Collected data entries
******************************

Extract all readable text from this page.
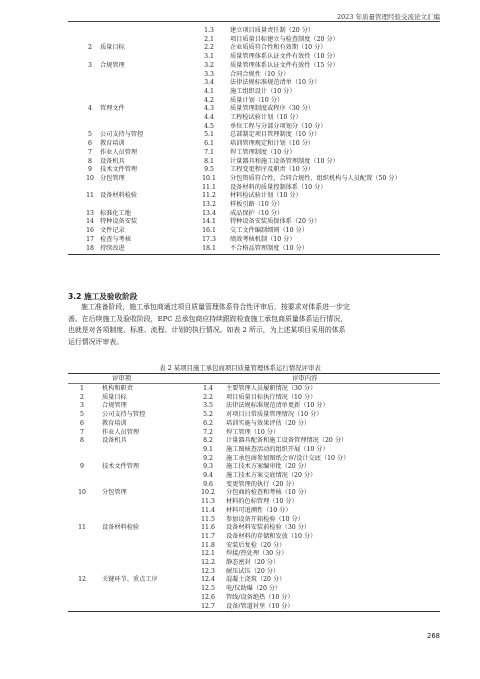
2023 年质量管理经验交流论文汇编
1.3	建立项目质量责任制（20 分）
2.1	项目质量目标建立与检查制度（20 分）
2	质量目标	2.2	企业质质符合性和有效期（10 分）
3.1	质量管理体系认证文件有效性（10 分）
3	合规管理	3.2	质量管理体系认证文件有效性（15 分）
3.3	合同合规性（10 分）
3.4	法律法规标准规范清单（10 分）
4.1	施工组织设计（10 分）
4.2	质量计划（10 分）
4	管理文件	4.3	质量管理制度或程序（30 分）
4.4	工程检试验计划（10 分）
4.5	单位工程与分部分项划分（10 分）
5	公司支持与管控	5.1	总部制定项目管理制度（10 分）
6	教育培训	6.1	培训管理规定和计划（10 分）
7	作业人员管理	7.1	焊工管理制度（10 分）
8	设备机具	8.1	计量器具和施工设备管理制度（10 分）
9	技术文件管理	9.5	工程变更程序及职责（10 分）
10 分包管理	10.1	分包资质符合性、合同合规性、组织机构与人员配置（50 分）
11.1	设备材料的质量控制体系（10 分）
11 设备材料检验	11.2	材料检试验计划（10 分）
13.2	样板引路（10 分）
13 标准化工地	13.4	成品保护（10 分）
14 特种设备安装	14.1	特种设备安装质保体系（20 分）
16 文件记录	16.1	交工文件编制细则（10 分）
17 检查与考核	17.3	绩效考核机制（10 分）
18 持续改进	18.1	不合格品管理制度（10 分）
3.2 施工及验收阶段
施工准备阶段，施工承包商通过项目质量管理体系符合性评审后，按要求对体系进一步完
善。在后续施工及验收阶段，EPC 总承包商应持续跟踪检查施工承包商质量体系运行情况，
也就是对各项制度、标准、流程、计划的执行情况。如表 2 所示，为上述某项目采用的体系
运行情况评审表。
表 2 某项目施工承包商项目质量管理体系运行情况评审表
评审项	评审内容
1	机构和职责	1.4	主要管理人员履职情况（30 分）
2	质量目标	2.2	项目质量目标执行情况（10 分）
3	合规管理	3.5	法律法规标准规范清单更新（10 分）
5	公司支持与管控	5.2	对项目日常质量管理情况（10 分）
6	教育培训	6.2	培训实施与效果评估（20 分）
7	作业人员管理	7.2	焊工管理（10 分）
8	设备机具	8.2	计量器具配备和施工设备管理情况（20 分）
9.1	施工图核查活动的组织开展（10 分）
9.2	施工承包商参加图纸会审/设计交底（10 分）
9	技术文件管理	9.3	施工技术方案编审批（20 分）
9.4	施工技术方案交底情况（20 分）
9.6	变更管理的执行（20 分）
10	分包管理	10.2	分包商的检查和考核（10 分）
11.3	材料的色标管理（10 分）
11.4	材料可追溯性（10 分）
11.5	参加设备开箱检验（10 分）
11	设备材料检验	11.6	设备材料安装前检验（30 分）
11.7	设备材料的存储和发放（10 分）
11.8	安装后复检（20 分）
12.1	焊接/热处理（30 分）
12.2	静态密封（20 分）
12.3	耐压试压（20 分）
12	关键环节、重点工序	12.4	混凝土浇筑（20 分）
12.5	电/仪助爆（20 分）
12.6	管线/设备绝热（10 分）
12.7	设备/管道衬里（10 分）
268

******************************

- _Goal_
Each record above should come back exactly the same, only without its pictures.

- _Solution_
Extract all readable text from this page.
2023 年质量管理经验交流论文汇编
1.3	建立项目质量责任制（20 分）
2.1	项目质量目标建立与检查制度（20 分）
2	质量目标	2.2	企业质质符合性和有效期（10 分）
3.1	质量管理体系认证文件有效性（10 分）
3	合规管理	3.2	质量管理体系认证文件有效性（15 分）
3.3	合同合规性（10 分）
3.4	法律法规标准规范清单（10 分）
4.1	施工组织设计（10 分）
4.2	质量计划（10 分）
4	管理文件	4.3	质量管理制度或程序（30 分）
4.4	工程检试验计划（10 分）
4.5	单位工程与分部分项划分（10 分）
5	公司支持与管控	5.1	总部制定项目管理制度（10 分）
6	教育培训	6.1	培训管理规定和计划（10 分）
7	作业人员管理	7.1	焊工管理制度（10 分）
8	设备机具	8.1	计量器具和施工设备管理制度（10 分）
9	技术文件管理	9.5	工程变更程序及职责（10 分）
10 分包管理	10.1	分包资质符合性、合同合规性、组织机构与人员配置（50 分）
11.1	设备材料的质量控制体系（10 分）
11 设备材料检验	11.2	材料检试验计划（10 分）
13.2	样板引路（10 分）
13 标准化工地	13.4	成品保护（10 分）
14 特种设备安装	14.1	特种设备安装质保体系（20 分）
16 文件记录	16.1	交工文件编制细则（10 分）
17 检查与考核	17.3	绩效考核机制（10 分）
18 持续改进	18.1	不合格品管理制度（10 分）
3.2 施工及验收阶段
施工准备阶段，施工承包商通过项目质量管理体系符合性评审后，按要求对体系进一步完
善。在后续施工及验收阶段，EPC 总承包商应持续跟踪检查施工承包商质量体系运行情况，
也就是对各项制度、标准、流程、计划的执行情况。如表 2 所示，为上述某项目采用的体系
运行情况评审表。
表 2 某项目施工承包商项目质量管理体系运行情况评审表
评审项	评审内容
1	机构和职责	1.4	主要管理人员履职情况（30 分）
2	质量目标	2.2	项目质量目标执行情况（10 分）
3	合规管理	3.5	法律法规标准规范清单更新（10 分）
5	公司支持与管控	5.2	对项目日常质量管理情况（10 分）
6	教育培训	6.2	培训实施与效果评估（20 分）
7	作业人员管理	7.2	焊工管理（10 分）
8	设备机具	8.2	计量器具配备和施工设备管理情况（20 分）
9.1	施工图核查活动的组织开展（10 分）
9.2	施工承包商参加图纸会审/设计交底（10 分）
9	技术文件管理	9.3	施工技术方案编审批（20 分）
9.4	施工技术方案交底情况（20 分）
9.6	变更管理的执行（20 分）
10	分包管理	10.2	分包商的检查和考核（10 分）
11.3	材料的色标管理（10 分）
11.4	材料可追溯性（10 分）
11.5	参加设备开箱检验（10 分）
11	设备材料检验	11.6	设备材料安装前检验（30 分）
11.7	设备材料的存储和发放（10 分）
11.8	安装后复检（20 分）
12.1	焊接/热处理（30 分）
12.2	静态密封（20 分）
12.3	耐压试压（20 分）
12	关键环节、重点工序	12.4	混凝土浇筑（20 分）
12.5	电/仪助爆（20 分）
12.6	管线/设备绝热（10 分）
12.7	设备/管道衬里（10 分）
268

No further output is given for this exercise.